§ **Requirements**: Return all lines below containing the word "twin".
Start Extracted entries
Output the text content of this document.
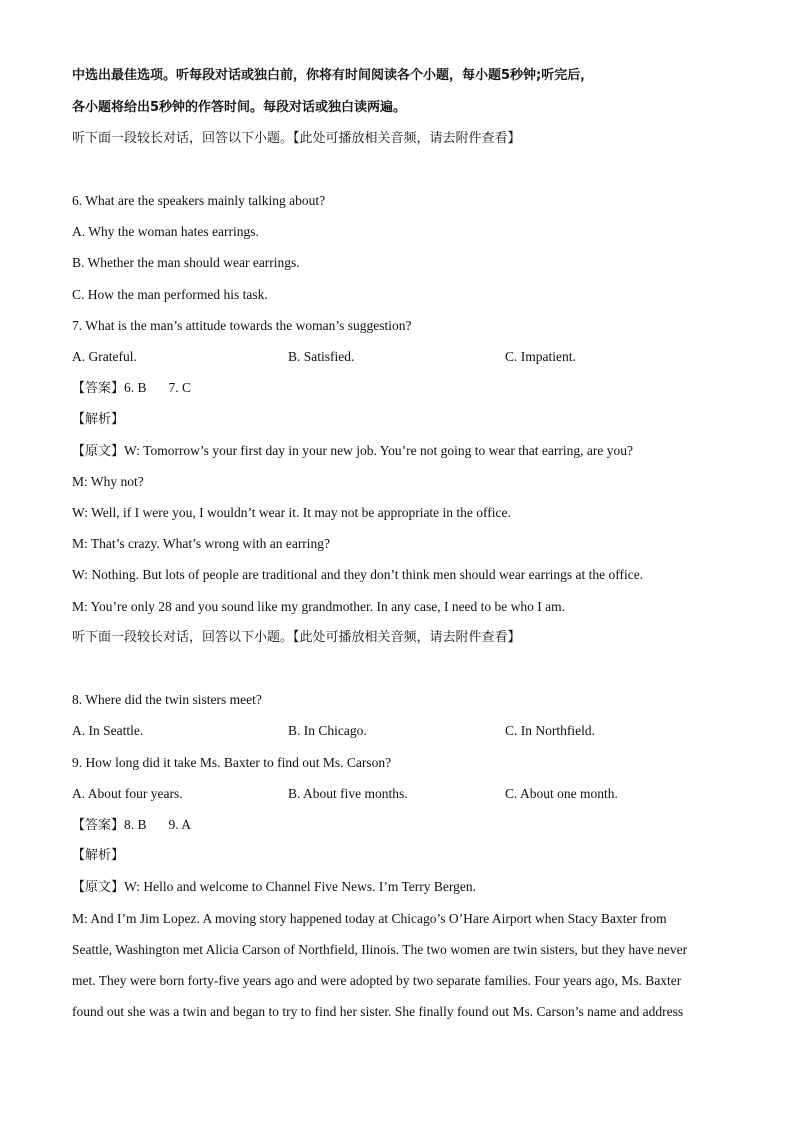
中选出最佳选项。听每段对话或独白前，你将有时间阅读各个小题，每小题5秒钟;听完后，
各小题将给出5秒钟的作答时间。每段对话或独白读两遍。
听下面一段较长对话，回答以下小题。【此处可播放相关音频，请去附件查看】
6. What are the speakers mainly talking about?
A. Why the woman hates earrings.
B. Whether the man should wear earrings.
C. How the man performed his task.
7. What is the man’s attitude towards the woman’s suggestion?
A. Grateful.	B. Satisfied.	C. Impatient.
【答案】6. B 7. C
【解析】
【原文】W: Tomorrow’s your first day in your new job. You’re not going to wear that earring, are you?
M: Why not?
W: Well, if I were you, I wouldn’t wear it. It may not be appropriate in the office.
M: That’s crazy. What’s wrong with an earring?
W: Nothing. But lots of people are traditional and they don’t think men should wear earrings at the office.
M: You’re only 28 and you sound like my grandmother. In any case, I need to be who I am.
听下面一段较长对话，回答以下小题。【此处可播放相关音频，请去附件查看】
8. Where did the twin sisters meet?
A. In Seattle.	B. In Chicago.	C. In Northfield.
9. How long did it take Ms. Baxter to find out Ms. Carson?
A. About four years.	B. About five months.	C. About one month.
【答案】8. B 9. A
【解析】
【原文】W: Hello and welcome to Channel Five News. I’m Terry Bergen.
M: And I’m Jim Lopez. A moving story happened today at Chicago’s O’Hare Airport when Stacy Baxter from
Seattle, Washington met Alicia Carson of Northfield, Ilinois. The two women are twin sisters, but they have never
met. They were born forty-five years ago and were adopted by two separate families. Four years ago, Ms. Baxter
found out she was a twin and began to try to find her sister. She finally found out Ms. Carson’s name and address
End Extracted entries
§ **Exercise answer**:
8. Where did the twin sisters meet?
Seattle, Washington met Alicia Carson of Northfield, Ilinois. The two women are twin sisters, but they have never
found out she was a twin and began to try to find her sister. She finally found out Ms. Carson’s name and address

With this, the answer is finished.